> [Task to complete] Your task is to extract every entry that follows word for word while excluding the pictures.

[Begin Material for the task]

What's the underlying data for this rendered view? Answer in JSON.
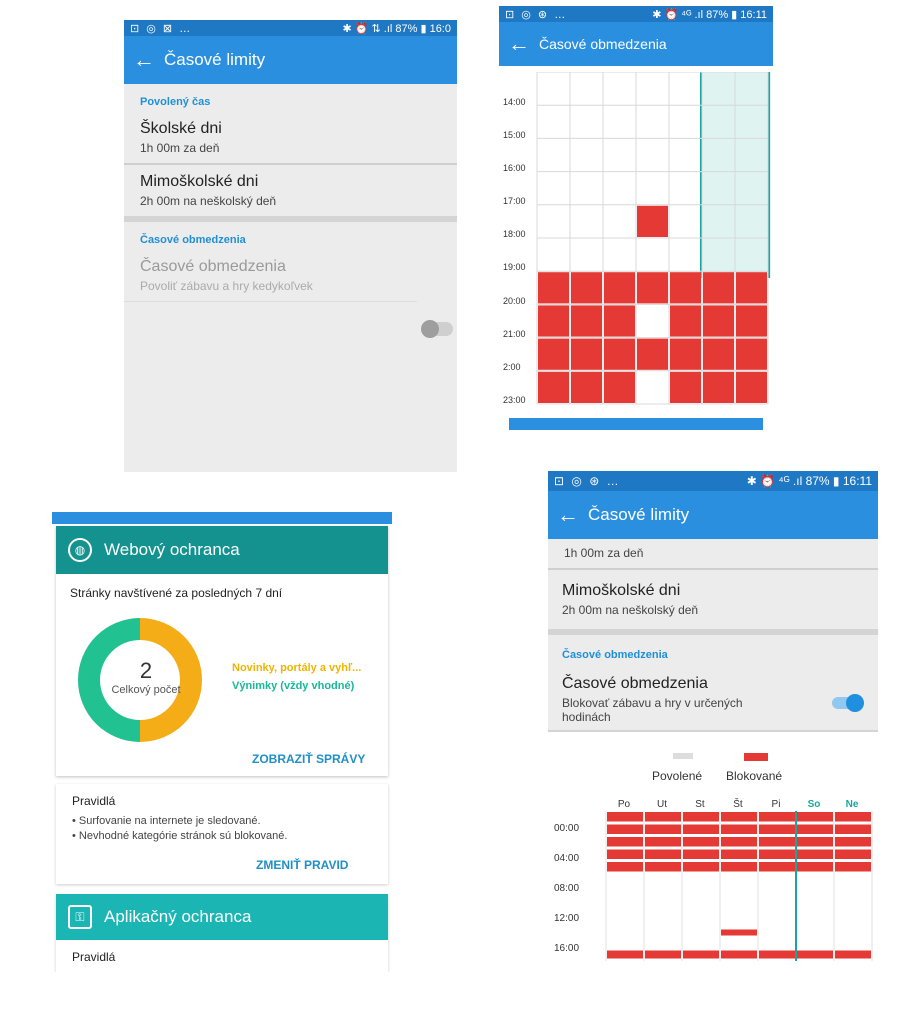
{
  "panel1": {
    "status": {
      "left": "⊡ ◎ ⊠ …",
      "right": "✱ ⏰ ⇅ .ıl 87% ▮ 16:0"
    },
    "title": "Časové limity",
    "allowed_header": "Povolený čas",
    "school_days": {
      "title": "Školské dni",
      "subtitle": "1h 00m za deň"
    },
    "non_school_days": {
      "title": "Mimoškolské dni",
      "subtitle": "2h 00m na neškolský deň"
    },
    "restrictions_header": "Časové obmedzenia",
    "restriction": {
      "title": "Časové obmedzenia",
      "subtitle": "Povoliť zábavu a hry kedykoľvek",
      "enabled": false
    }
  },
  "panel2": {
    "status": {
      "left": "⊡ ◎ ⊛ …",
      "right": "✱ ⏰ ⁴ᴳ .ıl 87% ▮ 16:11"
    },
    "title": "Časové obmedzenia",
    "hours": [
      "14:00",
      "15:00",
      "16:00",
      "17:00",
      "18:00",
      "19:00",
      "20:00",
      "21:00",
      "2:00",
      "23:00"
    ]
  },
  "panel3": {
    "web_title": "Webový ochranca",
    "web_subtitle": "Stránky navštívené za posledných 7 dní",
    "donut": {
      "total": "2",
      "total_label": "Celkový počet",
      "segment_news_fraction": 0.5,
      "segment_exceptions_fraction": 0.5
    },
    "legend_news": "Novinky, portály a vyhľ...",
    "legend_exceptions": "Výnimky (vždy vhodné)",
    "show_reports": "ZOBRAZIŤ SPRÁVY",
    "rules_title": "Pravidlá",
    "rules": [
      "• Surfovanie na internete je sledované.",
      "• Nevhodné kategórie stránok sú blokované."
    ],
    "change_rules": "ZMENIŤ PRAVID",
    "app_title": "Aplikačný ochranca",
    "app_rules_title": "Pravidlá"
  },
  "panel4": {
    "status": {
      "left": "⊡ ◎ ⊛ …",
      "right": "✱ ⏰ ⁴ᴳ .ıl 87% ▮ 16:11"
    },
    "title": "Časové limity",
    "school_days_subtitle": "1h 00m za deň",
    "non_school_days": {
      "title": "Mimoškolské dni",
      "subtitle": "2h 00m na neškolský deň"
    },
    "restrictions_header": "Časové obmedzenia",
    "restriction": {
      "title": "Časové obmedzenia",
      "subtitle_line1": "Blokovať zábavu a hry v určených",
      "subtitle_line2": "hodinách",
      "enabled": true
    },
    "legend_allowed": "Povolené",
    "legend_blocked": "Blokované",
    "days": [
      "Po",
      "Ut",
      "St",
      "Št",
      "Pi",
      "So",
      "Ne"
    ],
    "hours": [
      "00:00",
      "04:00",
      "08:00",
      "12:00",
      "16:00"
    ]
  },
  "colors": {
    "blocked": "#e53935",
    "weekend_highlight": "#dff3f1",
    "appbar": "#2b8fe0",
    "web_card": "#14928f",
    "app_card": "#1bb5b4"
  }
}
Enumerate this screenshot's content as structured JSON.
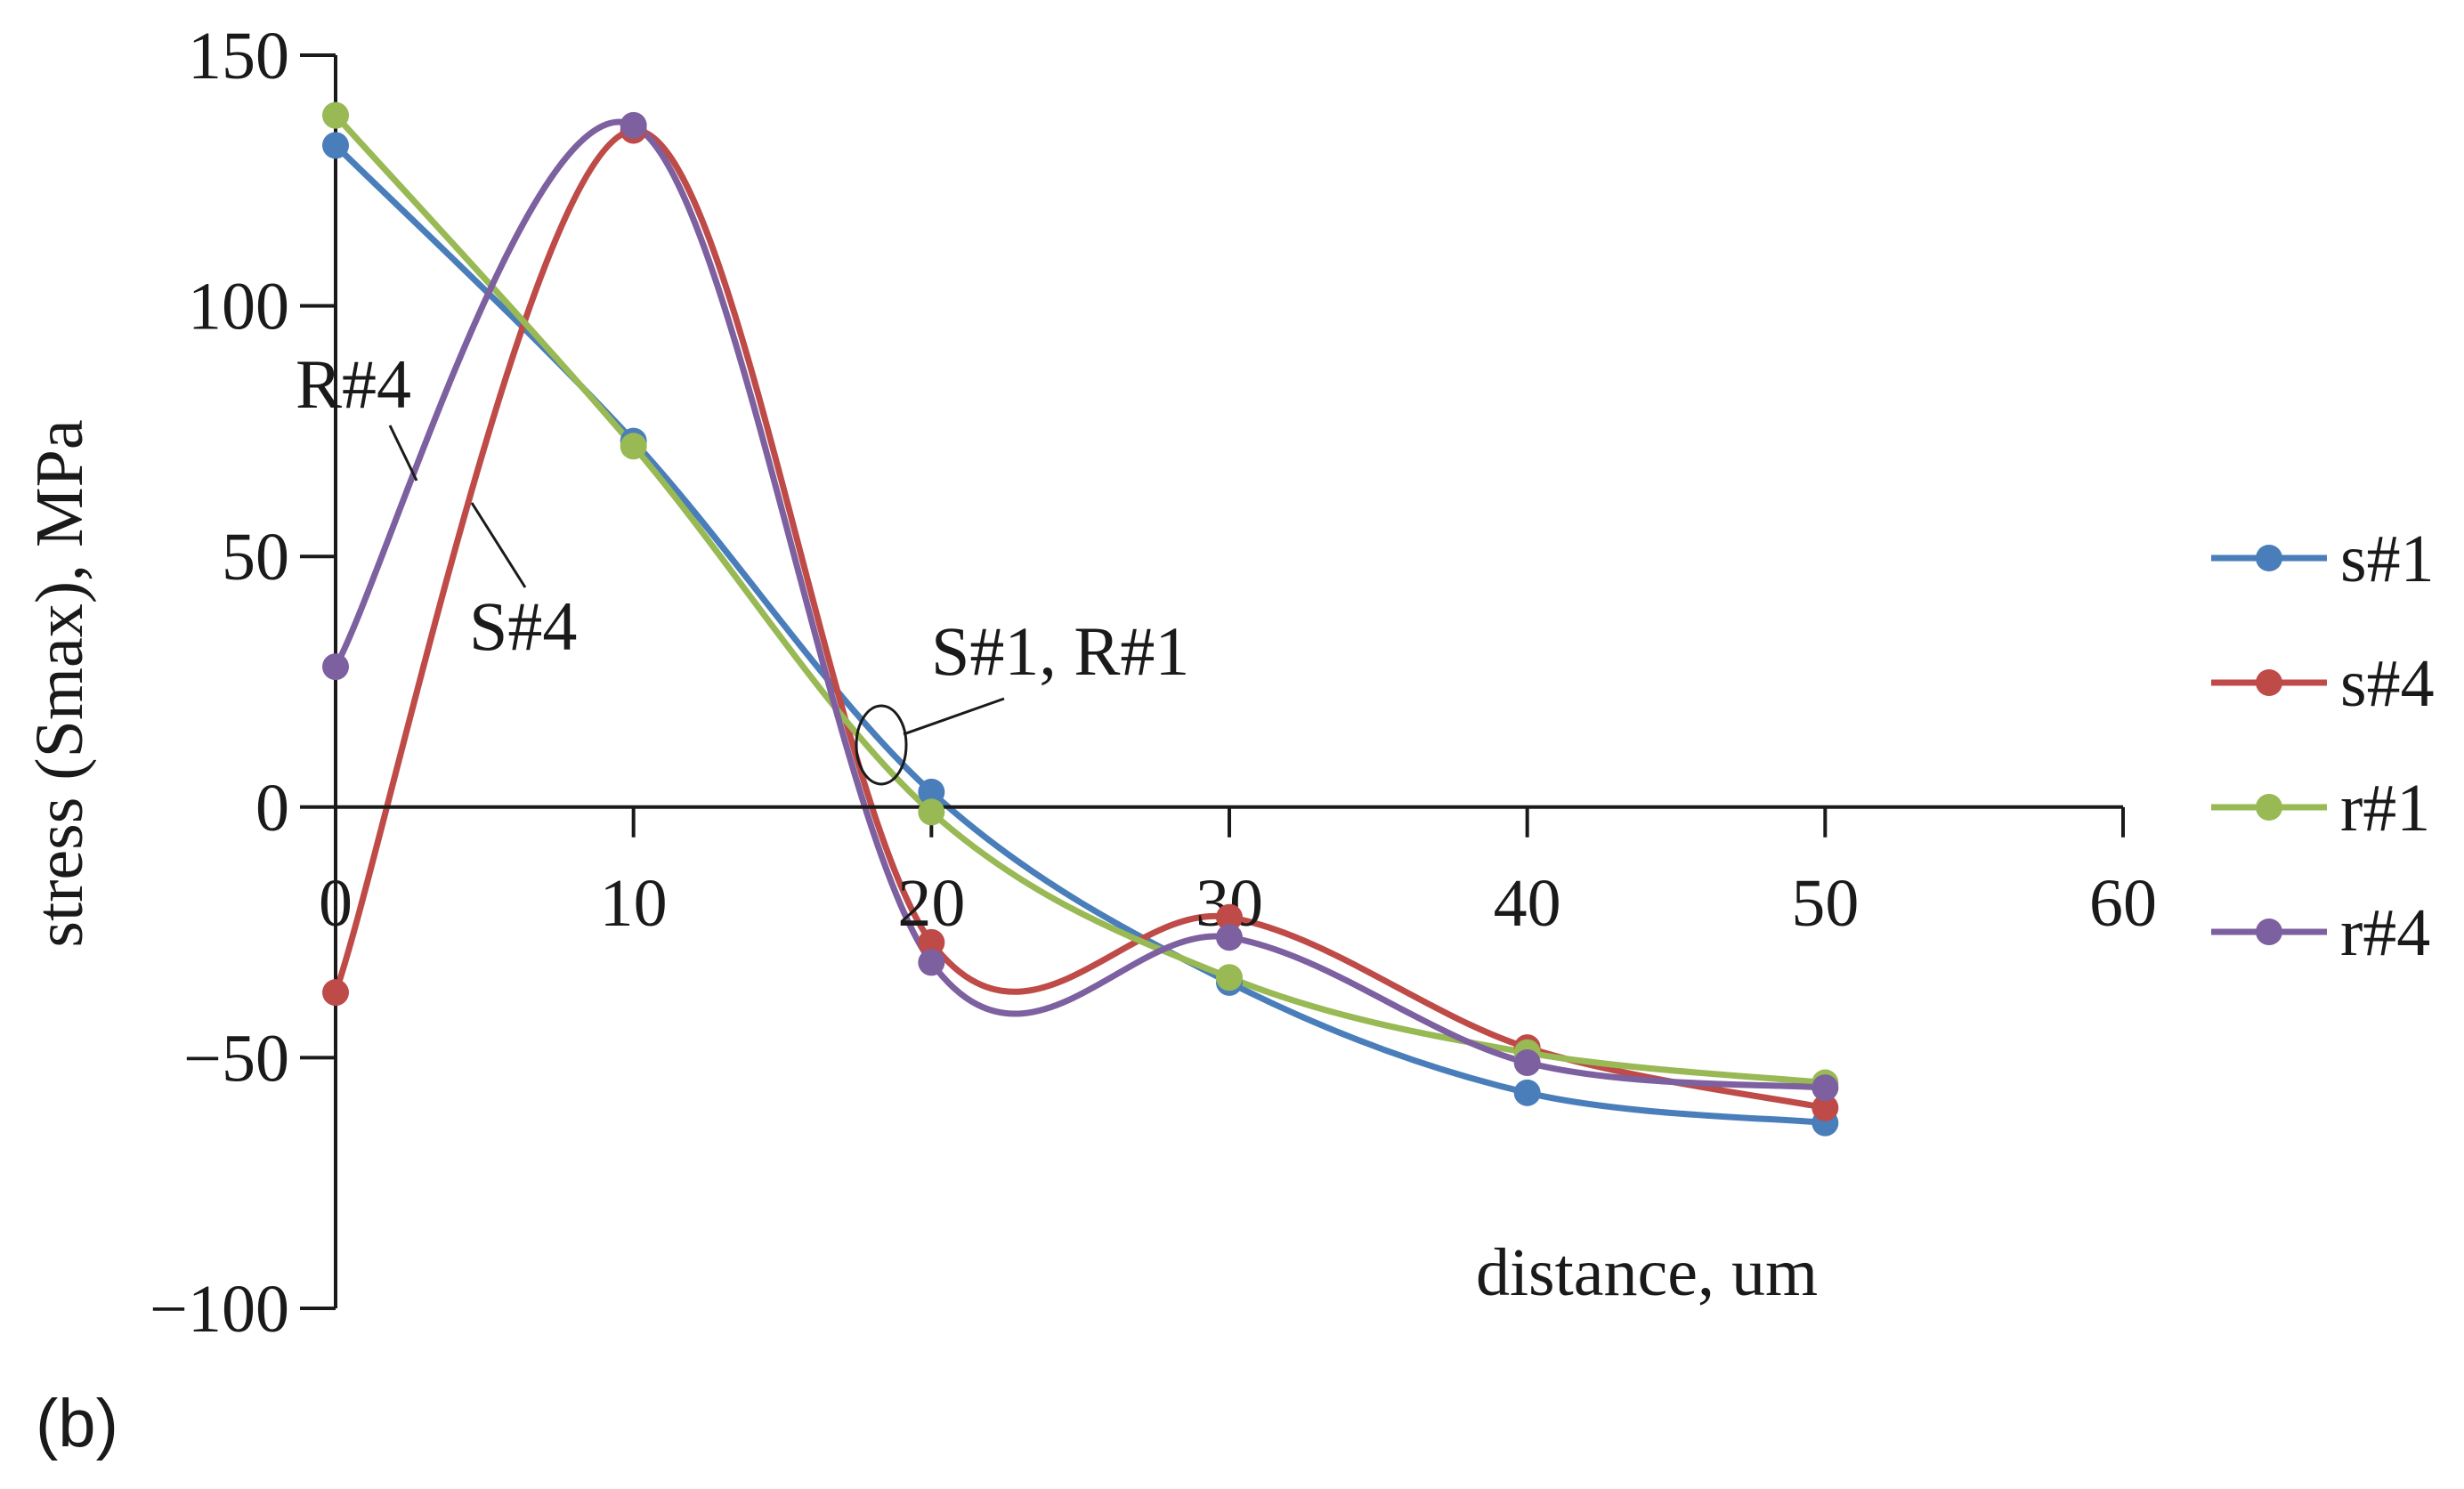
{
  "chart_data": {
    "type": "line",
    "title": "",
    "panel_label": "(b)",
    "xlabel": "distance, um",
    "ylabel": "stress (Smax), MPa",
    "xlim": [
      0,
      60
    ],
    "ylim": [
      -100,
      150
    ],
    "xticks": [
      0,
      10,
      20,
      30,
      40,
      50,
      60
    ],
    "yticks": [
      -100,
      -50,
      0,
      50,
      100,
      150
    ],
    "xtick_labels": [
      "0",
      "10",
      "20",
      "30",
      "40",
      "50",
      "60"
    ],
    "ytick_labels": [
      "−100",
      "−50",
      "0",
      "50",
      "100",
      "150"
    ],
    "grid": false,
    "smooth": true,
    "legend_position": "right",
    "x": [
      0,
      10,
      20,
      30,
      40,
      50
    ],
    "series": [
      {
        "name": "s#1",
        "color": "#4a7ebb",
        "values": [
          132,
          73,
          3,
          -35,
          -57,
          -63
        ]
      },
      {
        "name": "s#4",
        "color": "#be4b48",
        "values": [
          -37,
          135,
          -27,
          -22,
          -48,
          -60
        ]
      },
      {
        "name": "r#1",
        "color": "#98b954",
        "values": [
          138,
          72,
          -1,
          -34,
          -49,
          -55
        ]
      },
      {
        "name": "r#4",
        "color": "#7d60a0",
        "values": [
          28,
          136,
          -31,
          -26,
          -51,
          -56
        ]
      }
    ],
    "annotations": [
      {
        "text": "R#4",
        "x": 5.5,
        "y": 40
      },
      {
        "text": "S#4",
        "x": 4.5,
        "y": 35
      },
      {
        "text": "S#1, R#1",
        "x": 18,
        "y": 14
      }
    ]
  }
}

[End Material for the task]

> [Result for this exercise]
What's the underlying data for this rendered view? Answer in JSON.
{
  "panel1": {
    "status": {
      "left": "⊡ ◎ ⊠ …",
      "right": "✱ ⏰ ⇅ .ıl 87% ▮ 16:0"
    },
    "title": "Časové limity",
    "allowed_header": "Povolený čas",
    "school_days": {
      "title": "Školské dni",
      "subtitle": "1h 00m za deň"
    },
    "non_school_days": {
      "title": "Mimoškolské dni",
      "subtitle": "2h 00m na neškolský deň"
    },
    "restrictions_header": "Časové obmedzenia",
    "restriction": {
      "title": "Časové obmedzenia",
      "subtitle": "Povoliť zábavu a hry kedykoľvek",
      "enabled": false
    }
  },
  "panel2": {
    "status": {
      "left": "⊡ ◎ ⊛ …",
      "right": "✱ ⏰ ⁴ᴳ .ıl 87% ▮ 16:11"
    },
    "title": "Časové obmedzenia",
    "hours": [
      "14:00",
      "15:00",
      "16:00",
      "17:00",
      "18:00",
      "19:00",
      "20:00",
      "21:00",
      "2:00",
      "23:00"
    ]
  },
  "panel3": {
    "web_title": "Webový ochranca",
    "web_subtitle": "Stránky navštívené za posledných 7 dní",
    "donut": {
      "total": "2",
      "total_label": "Celkový počet",
      "segment_news_fraction": 0.5,
      "segment_exceptions_fraction": 0.5
    },
    "legend_news": "Novinky, portály a vyhľ...",
    "legend_exceptions": "Výnimky (vždy vhodné)",
    "show_reports": "ZOBRAZIŤ SPRÁVY",
    "rules_title": "Pravidlá",
    "rules": [
      "• Surfovanie na internete je sledované.",
      "• Nevhodné kategórie stránok sú blokované."
    ],
    "change_rules": "ZMENIŤ PRAVID",
    "app_title": "Aplikačný ochranca",
    "app_rules_title": "Pravidlá"
  },
  "panel4": {
    "status": {
      "left": "⊡ ◎ ⊛ …",
      "right": "✱ ⏰ ⁴ᴳ .ıl 87% ▮ 16:11"
    },
    "title": "Časové limity",
    "school_days_subtitle": "1h 00m za deň",
    "non_school_days": {
      "title": "Mimoškolské dni",
      "subtitle": "2h 00m na neškolský deň"
    },
    "restrictions_header": "Časové obmedzenia",
    "restriction": {
      "title": "Časové obmedzenia",
      "subtitle_line1": "Blokovať zábavu a hry v určených",
      "subtitle_line2": "hodinách",
      "enabled": true
    },
    "legend_allowed": "Povolené",
    "legend_blocked": "Blokované",
    "days": [
      "Po",
      "Ut",
      "St",
      "Št",
      "Pi",
      "So",
      "Ne"
    ],
    "hours": [
      "00:00",
      "04:00",
      "08:00",
      "12:00",
      "16:00"
    ]
  },
  "colors": {
    "blocked": "#e53935",
    "weekend_highlight": "#dff3f1",
    "appbar": "#2b8fe0",
    "web_card": "#14928f",
    "app_card": "#1bb5b4"
  }
}
Enumerate this screenshot's content as structured JSON.
{
  "chart_data": {
    "type": "line",
    "title": "",
    "panel_label": "(b)",
    "xlabel": "distance, um",
    "ylabel": "stress (Smax), MPa",
    "xlim": [
      0,
      60
    ],
    "ylim": [
      -100,
      150
    ],
    "xticks": [
      0,
      10,
      20,
      30,
      40,
      50,
      60
    ],
    "yticks": [
      -100,
      -50,
      0,
      50,
      100,
      150
    ],
    "xtick_labels": [
      "0",
      "10",
      "20",
      "30",
      "40",
      "50",
      "60"
    ],
    "ytick_labels": [
      "−100",
      "−50",
      "0",
      "50",
      "100",
      "150"
    ],
    "grid": false,
    "smooth": true,
    "legend_position": "right",
    "x": [
      0,
      10,
      20,
      30,
      40,
      50
    ],
    "series": [
      {
        "name": "s#1",
        "color": "#4a7ebb",
        "values": [
          132,
          73,
          3,
          -35,
          -57,
          -63
        ]
      },
      {
        "name": "s#4",
        "color": "#be4b48",
        "values": [
          -37,
          135,
          -27,
          -22,
          -48,
          -60
        ]
      },
      {
        "name": "r#1",
        "color": "#98b954",
        "values": [
          138,
          72,
          -1,
          -34,
          -49,
          -55
        ]
      },
      {
        "name": "r#4",
        "color": "#7d60a0",
        "values": [
          28,
          136,
          -31,
          -26,
          -51,
          -56
        ]
      }
    ],
    "annotations": [
      {
        "text": "R#4",
        "x": 5.5,
        "y": 40
      },
      {
        "text": "S#4",
        "x": 4.5,
        "y": 35
      },
      {
        "text": "S#1, R#1",
        "x": 18,
        "y": 14
      }
    ]
  }
}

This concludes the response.